■ DESCRIPTION OF THE TASK ■
The listing that follows must be retyped in full, exactly.

■ RECORDS FOR THIS TASK ■
/---
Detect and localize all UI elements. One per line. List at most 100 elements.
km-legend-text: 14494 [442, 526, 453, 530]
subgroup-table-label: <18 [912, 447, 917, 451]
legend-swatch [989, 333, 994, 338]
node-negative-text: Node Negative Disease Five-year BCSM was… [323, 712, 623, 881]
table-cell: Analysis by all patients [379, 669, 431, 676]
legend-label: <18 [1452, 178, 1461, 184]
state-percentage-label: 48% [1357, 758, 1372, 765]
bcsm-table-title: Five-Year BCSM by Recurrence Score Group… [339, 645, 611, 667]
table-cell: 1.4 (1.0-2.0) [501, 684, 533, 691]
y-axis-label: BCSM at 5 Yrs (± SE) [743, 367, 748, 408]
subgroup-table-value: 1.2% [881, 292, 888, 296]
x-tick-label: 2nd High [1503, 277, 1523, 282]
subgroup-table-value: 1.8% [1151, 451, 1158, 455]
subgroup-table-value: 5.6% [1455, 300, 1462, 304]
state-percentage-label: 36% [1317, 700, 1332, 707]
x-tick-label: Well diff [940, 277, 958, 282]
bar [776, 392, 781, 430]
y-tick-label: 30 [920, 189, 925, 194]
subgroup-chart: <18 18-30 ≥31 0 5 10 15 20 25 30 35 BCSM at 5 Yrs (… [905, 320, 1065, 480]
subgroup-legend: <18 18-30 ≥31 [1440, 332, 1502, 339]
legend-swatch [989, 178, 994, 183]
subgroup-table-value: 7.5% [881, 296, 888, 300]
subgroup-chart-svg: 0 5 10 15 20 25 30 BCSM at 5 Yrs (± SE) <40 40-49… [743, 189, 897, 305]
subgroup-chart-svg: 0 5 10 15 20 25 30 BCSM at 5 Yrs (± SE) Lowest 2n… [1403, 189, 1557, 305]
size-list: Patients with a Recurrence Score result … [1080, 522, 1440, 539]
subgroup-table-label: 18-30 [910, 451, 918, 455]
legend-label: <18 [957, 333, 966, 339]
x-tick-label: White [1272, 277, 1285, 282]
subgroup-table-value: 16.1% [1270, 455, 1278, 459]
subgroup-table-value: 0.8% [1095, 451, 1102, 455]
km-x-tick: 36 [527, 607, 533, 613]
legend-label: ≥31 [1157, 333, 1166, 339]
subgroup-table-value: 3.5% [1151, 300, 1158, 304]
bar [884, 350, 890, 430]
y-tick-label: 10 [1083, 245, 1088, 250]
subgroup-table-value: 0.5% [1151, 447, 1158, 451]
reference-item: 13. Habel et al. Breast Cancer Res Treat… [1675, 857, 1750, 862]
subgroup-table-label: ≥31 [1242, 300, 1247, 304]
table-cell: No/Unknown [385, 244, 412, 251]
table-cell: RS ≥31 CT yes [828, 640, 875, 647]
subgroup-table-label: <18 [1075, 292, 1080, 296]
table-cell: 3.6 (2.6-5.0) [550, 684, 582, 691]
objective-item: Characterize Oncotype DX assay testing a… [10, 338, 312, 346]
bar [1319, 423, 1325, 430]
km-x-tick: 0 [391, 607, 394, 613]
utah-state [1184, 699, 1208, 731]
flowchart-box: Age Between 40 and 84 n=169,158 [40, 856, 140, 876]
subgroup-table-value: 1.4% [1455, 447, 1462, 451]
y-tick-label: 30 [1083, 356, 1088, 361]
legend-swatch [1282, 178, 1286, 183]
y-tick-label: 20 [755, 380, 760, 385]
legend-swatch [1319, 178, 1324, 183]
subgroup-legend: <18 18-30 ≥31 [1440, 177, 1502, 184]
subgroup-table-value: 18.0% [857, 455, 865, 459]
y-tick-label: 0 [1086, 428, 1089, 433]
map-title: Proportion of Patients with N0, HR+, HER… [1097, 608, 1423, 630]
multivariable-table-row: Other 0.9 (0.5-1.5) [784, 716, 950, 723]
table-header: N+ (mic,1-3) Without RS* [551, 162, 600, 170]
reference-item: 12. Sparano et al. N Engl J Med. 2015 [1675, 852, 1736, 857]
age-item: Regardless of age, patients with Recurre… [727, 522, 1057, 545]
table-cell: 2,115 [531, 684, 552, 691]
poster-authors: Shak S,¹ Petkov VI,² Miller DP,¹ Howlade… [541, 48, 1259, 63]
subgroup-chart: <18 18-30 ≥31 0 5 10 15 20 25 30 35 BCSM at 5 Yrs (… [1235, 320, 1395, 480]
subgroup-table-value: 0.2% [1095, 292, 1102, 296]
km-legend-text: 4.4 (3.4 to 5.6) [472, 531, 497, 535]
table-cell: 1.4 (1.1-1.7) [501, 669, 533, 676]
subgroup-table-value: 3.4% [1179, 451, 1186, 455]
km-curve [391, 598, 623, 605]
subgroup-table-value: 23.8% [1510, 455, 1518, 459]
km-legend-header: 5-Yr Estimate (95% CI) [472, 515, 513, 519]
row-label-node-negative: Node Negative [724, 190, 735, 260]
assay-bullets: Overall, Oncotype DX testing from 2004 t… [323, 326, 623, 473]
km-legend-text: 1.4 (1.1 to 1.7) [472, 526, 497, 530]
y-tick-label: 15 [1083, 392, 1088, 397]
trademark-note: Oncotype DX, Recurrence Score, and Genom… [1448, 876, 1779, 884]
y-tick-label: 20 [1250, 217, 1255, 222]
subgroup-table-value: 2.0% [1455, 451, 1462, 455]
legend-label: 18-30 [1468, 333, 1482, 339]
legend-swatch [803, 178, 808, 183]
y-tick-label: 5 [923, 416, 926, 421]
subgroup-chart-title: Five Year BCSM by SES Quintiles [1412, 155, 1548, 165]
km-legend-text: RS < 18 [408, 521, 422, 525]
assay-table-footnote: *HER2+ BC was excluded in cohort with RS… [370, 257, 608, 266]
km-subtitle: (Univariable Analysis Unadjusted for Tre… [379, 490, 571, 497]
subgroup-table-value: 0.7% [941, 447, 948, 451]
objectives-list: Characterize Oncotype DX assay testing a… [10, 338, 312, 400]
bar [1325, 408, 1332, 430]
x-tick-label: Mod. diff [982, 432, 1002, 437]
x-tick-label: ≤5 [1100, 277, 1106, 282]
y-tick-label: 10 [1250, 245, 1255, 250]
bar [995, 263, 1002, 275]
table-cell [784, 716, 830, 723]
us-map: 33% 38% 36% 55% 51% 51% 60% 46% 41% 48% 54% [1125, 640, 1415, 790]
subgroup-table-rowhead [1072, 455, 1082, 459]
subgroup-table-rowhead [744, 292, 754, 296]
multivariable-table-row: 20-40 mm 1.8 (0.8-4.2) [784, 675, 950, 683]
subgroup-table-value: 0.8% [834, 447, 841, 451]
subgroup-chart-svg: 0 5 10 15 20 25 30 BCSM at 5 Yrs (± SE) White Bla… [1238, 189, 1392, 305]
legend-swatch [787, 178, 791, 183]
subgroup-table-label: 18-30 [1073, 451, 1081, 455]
\---
■ RESPONSE BELOW ■
Detect and localize all UI elements. One per line. List at most 100 elements.
km-legend-text: 14494 [442, 526, 453, 530]
subgroup-table-label: <18 [912, 447, 917, 451]
legend-swatch [989, 333, 994, 338]
node-negative-text: Node Negative Disease Five-year BCSM was… [323, 712, 623, 881]
table-cell: Analysis by all patients [379, 669, 431, 676]
legend-label: <18 [1452, 178, 1461, 184]
state-percentage-label: 48% [1357, 758, 1372, 765]
bcsm-table-title: Five-Year BCSM by Recurrence Score Group… [339, 645, 611, 667]
table-cell: 1.4 (1.0-2.0) [501, 684, 533, 691]
y-axis-label: BCSM at 5 Yrs (± SE) [743, 367, 748, 408]
subgroup-table-value: 1.2% [881, 292, 888, 296]
x-tick-label: 2nd High [1503, 277, 1523, 282]
subgroup-table-value: 1.8% [1151, 451, 1158, 455]
subgroup-table-value: 5.6% [1455, 300, 1462, 304]
state-percentage-label: 36% [1317, 700, 1332, 707]
x-tick-label: Well diff [940, 277, 958, 282]
bar [776, 392, 781, 430]
y-tick-label: 30 [920, 189, 925, 194]
subgroup-chart: <18 18-30 ≥31 0 5 10 15 20 25 30 35 BCSM at 5 Yrs (… [905, 320, 1065, 480]
subgroup-legend: <18 18-30 ≥31 [1440, 332, 1502, 339]
legend-swatch [989, 178, 994, 183]
subgroup-table-value: 7.5% [881, 296, 888, 300]
subgroup-chart-svg: 0 5 10 15 20 25 30 BCSM at 5 Yrs (± SE) <40 40-49… [743, 189, 897, 305]
subgroup-chart-svg: 0 5 10 15 20 25 30 BCSM at 5 Yrs (± SE) Lowest 2n… [1403, 189, 1557, 305]
size-list: Patients with a Recurrence Score result … [1080, 522, 1440, 539]
subgroup-table-label: 18-30 [910, 451, 918, 455]
legend-label: <18 [957, 333, 966, 339]
x-tick-label: White [1272, 277, 1285, 282]
subgroup-table-value: 16.1% [1270, 455, 1278, 459]
subgroup-table-value: 0.8% [1095, 451, 1102, 455]
km-x-tick: 36 [527, 607, 533, 613]
legend-label: ≥31 [1157, 333, 1166, 339]
subgroup-table-value: 3.5% [1151, 300, 1158, 304]
bar [884, 350, 890, 430]
y-tick-label: 10 [1083, 245, 1088, 250]
subgroup-table-value: 0.5% [1151, 447, 1158, 451]
reference-item: 13. Habel et al. Breast Cancer Res Treat… [1675, 857, 1750, 862]
subgroup-table-label: ≥31 [1242, 300, 1247, 304]
table-cell: No/Unknown [385, 244, 412, 251]
table-cell: RS ≥31 CT yes [828, 640, 875, 647]
subgroup-table-label: <18 [1075, 292, 1080, 296]
table-cell: 3.6 (2.6-5.0) [550, 684, 582, 691]
objective-item: Characterize Oncotype DX assay testing a… [10, 338, 312, 346]
bar [1319, 423, 1325, 430]
km-x-tick: 0 [391, 607, 394, 613]
utah-state [1184, 699, 1208, 731]
flowchart-box: Age Between 40 and 84 n=169,158 [40, 856, 140, 876]
subgroup-table-value: 1.4% [1455, 447, 1462, 451]
y-tick-label: 30 [1083, 356, 1088, 361]
legend-swatch [1282, 178, 1286, 183]
y-tick-label: 20 [755, 380, 760, 385]
legend-swatch [1319, 178, 1324, 183]
subgroup-legend: <18 18-30 ≥31 [1440, 177, 1502, 184]
subgroup-table-value: 18.0% [857, 455, 865, 459]
y-tick-label: 0 [1086, 428, 1089, 433]
map-title: Proportion of Patients with N0, HR+, HER… [1097, 608, 1423, 630]
multivariable-table-row: Other 0.9 (0.5-1.5) [784, 716, 950, 723]
table-header: N+ (mic,1-3) Without RS* [551, 162, 600, 170]
reference-item: 12. Sparano et al. N Engl J Med. 2015 [1675, 852, 1736, 857]
age-item: Regardless of age, patients with Recurre… [727, 522, 1057, 545]
table-cell: 2,115 [531, 684, 552, 691]
poster-authors: Shak S,¹ Petkov VI,² Miller DP,¹ Howlade… [541, 48, 1259, 63]
subgroup-chart: <18 18-30 ≥31 0 5 10 15 20 25 30 35 BCSM at 5 Yrs (… [1235, 320, 1395, 480]
subgroup-table-value: 0.2% [1095, 292, 1102, 296]
km-legend-text: 4.4 (3.4 to 5.6) [472, 531, 497, 535]
table-cell: 1.4 (1.1-1.7) [501, 669, 533, 676]
subgroup-table-value: 3.4% [1179, 451, 1186, 455]
km-curve [391, 598, 623, 605]
subgroup-table-value: 23.8% [1510, 455, 1518, 459]
km-legend-header: 5-Yr Estimate (95% CI) [472, 515, 513, 519]
row-label-node-negative: Node Negative [724, 190, 735, 260]
assay-bullets: Overall, Oncotype DX testing from 2004 t… [323, 326, 623, 473]
km-legend-text: 1.4 (1.1 to 1.7) [472, 526, 497, 530]
y-tick-label: 15 [1083, 392, 1088, 397]
trademark-note: Oncotype DX, Recurrence Score, and Genom… [1448, 876, 1779, 884]
y-tick-label: 20 [1250, 217, 1255, 222]
subgroup-table-value: 2.0% [1455, 451, 1462, 455]
legend-label: 18-30 [1468, 333, 1482, 339]
legend-swatch [803, 178, 808, 183]
y-tick-label: 5 [923, 416, 926, 421]
subgroup-chart-title: Five Year BCSM by SES Quintiles [1412, 155, 1548, 165]
km-legend-text: RS < 18 [408, 521, 422, 525]
assay-table-footnote: *HER2+ BC was excluded in cohort with RS… [370, 257, 608, 266]
km-subtitle: (Univariable Analysis Unadjusted for Tre… [379, 490, 571, 497]
subgroup-table-value: 0.7% [941, 447, 948, 451]
objectives-list: Characterize Oncotype DX assay testing a… [10, 338, 312, 400]
bar [1325, 408, 1332, 430]
x-tick-label: Mod. diff [982, 432, 1002, 437]
x-tick-label: ≤5 [1100, 277, 1106, 282]
y-tick-label: 10 [1250, 245, 1255, 250]
bar [995, 263, 1002, 275]
table-cell [784, 716, 830, 723]
us-map: 33% 38% 36% 55% 51% 51% 60% 46% 41% 48% 54% [1125, 640, 1415, 790]
subgroup-table-rowhead [1072, 455, 1082, 459]
subgroup-table-rowhead [744, 292, 754, 296]
multivariable-table-row: 20-40 mm 1.8 (0.8-4.2) [784, 675, 950, 683]
subgroup-table-value: 0.8% [834, 447, 841, 451]
subgroup-chart-svg: 0 5 10 15 20 25 30 BCSM at 5 Yrs (± SE) White Bla… [1238, 189, 1392, 305]
legend-swatch [787, 178, 791, 183]
subgroup-table-label: 18-30 [1073, 451, 1081, 455]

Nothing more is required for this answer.